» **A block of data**

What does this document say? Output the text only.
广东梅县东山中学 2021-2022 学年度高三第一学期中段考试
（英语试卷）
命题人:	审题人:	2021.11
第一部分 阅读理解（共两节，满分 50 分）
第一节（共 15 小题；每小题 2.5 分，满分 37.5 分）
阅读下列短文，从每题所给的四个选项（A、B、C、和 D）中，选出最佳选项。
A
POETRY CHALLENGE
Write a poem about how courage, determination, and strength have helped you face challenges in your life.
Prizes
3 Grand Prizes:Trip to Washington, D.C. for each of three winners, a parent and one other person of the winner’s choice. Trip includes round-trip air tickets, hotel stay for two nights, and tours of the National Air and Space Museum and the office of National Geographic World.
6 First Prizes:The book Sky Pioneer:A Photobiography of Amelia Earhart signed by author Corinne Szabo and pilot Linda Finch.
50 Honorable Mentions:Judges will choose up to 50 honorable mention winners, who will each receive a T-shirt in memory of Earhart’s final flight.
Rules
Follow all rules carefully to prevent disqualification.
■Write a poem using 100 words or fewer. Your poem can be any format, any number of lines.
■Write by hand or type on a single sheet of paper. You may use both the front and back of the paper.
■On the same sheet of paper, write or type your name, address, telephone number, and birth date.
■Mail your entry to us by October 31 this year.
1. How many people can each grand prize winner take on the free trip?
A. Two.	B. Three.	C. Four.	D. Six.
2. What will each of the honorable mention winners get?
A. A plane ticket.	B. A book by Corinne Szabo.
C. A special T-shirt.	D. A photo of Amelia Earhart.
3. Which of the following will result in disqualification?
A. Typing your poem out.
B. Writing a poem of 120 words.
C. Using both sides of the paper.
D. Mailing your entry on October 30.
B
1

» **WORK REQUIRED**
Show all lines from the records above where the word "trip" occurs.

» **REPLY TO THE TASK**
3 Grand Prizes:Trip to Washington, D.C. for each of three winners, a parent and one other person of the winner’s choice. Trip includes round-trip air tickets, hotel stay for two nights, and tours of the National Air and Space Museum and the office of National Geographic World.
1. How many people can each grand prize winner take on the free trip?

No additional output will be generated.